**TASK DESCRIPTION:** Reproduce the entries word for word, and omit any picture you find in them.

Stored records

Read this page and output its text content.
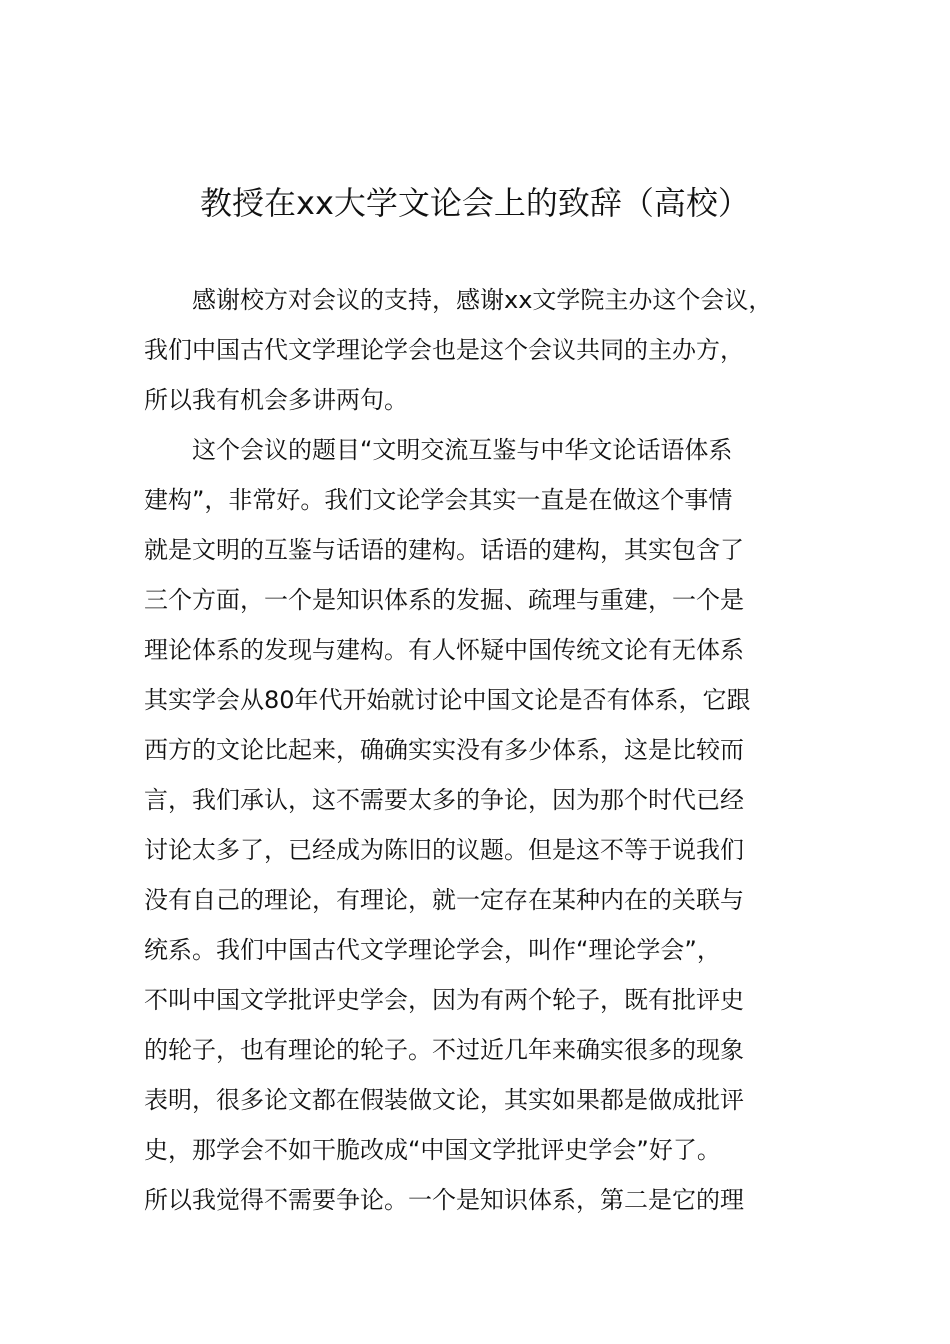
教授在xx大学文论会上的致辞（高校）
感谢校方对会议的支持，感谢xx文学院主办这个会议，
我们中国古代文学理论学会也是这个会议共同的主办方，
所以我有机会多讲两句。
这个会议的题目“文明交流互鉴与中华文论话语体系
建构”，非常好。我们文论学会其实一直是在做这个事情
就是文明的互鉴与话语的建构。话语的建构，其实包含了
三个方面，一个是知识体系的发掘、疏理与重建，一个是
理论体系的发现与建构。有人怀疑中国传统文论有无体系
其实学会从80年代开始就讨论中国文论是否有体系，它跟
西方的文论比起来，确确实实没有多少体系，这是比较而
言，我们承认，这不需要太多的争论，因为那个时代已经
讨论太多了，已经成为陈旧的议题。但是这不等于说我们
没有自己的理论，有理论，就一定存在某种内在的关联与
统系。我们中国古代文学理论学会，叫作“理论学会”，
不叫中国文学批评史学会，因为有两个轮子，既有批评史
的轮子，也有理论的轮子。不过近几年来确实很多的现象
表明，很多论文都在假装做文论，其实如果都是做成批评
史，那学会不如干脆改成“中国文学批评史学会”好了。
所以我觉得不需要争论。一个是知识体系，第二是它的理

**OUTPUT FOR THIS EXERCISE:**
Read this page and output its text content.
教授在xx大学文论会上的致辞（高校）
感谢校方对会议的支持，感谢xx文学院主办这个会议，
我们中国古代文学理论学会也是这个会议共同的主办方，
所以我有机会多讲两句。
这个会议的题目“文明交流互鉴与中华文论话语体系
建构”，非常好。我们文论学会其实一直是在做这个事情
就是文明的互鉴与话语的建构。话语的建构，其实包含了
三个方面，一个是知识体系的发掘、疏理与重建，一个是
理论体系的发现与建构。有人怀疑中国传统文论有无体系
其实学会从80年代开始就讨论中国文论是否有体系，它跟
西方的文论比起来，确确实实没有多少体系，这是比较而
言，我们承认，这不需要太多的争论，因为那个时代已经
讨论太多了，已经成为陈旧的议题。但是这不等于说我们
没有自己的理论，有理论，就一定存在某种内在的关联与
统系。我们中国古代文学理论学会，叫作“理论学会”，
不叫中国文学批评史学会，因为有两个轮子，既有批评史
的轮子，也有理论的轮子。不过近几年来确实很多的现象
表明，很多论文都在假装做文论，其实如果都是做成批评
史，那学会不如干脆改成“中国文学批评史学会”好了。
所以我觉得不需要争论。一个是知识体系，第二是它的理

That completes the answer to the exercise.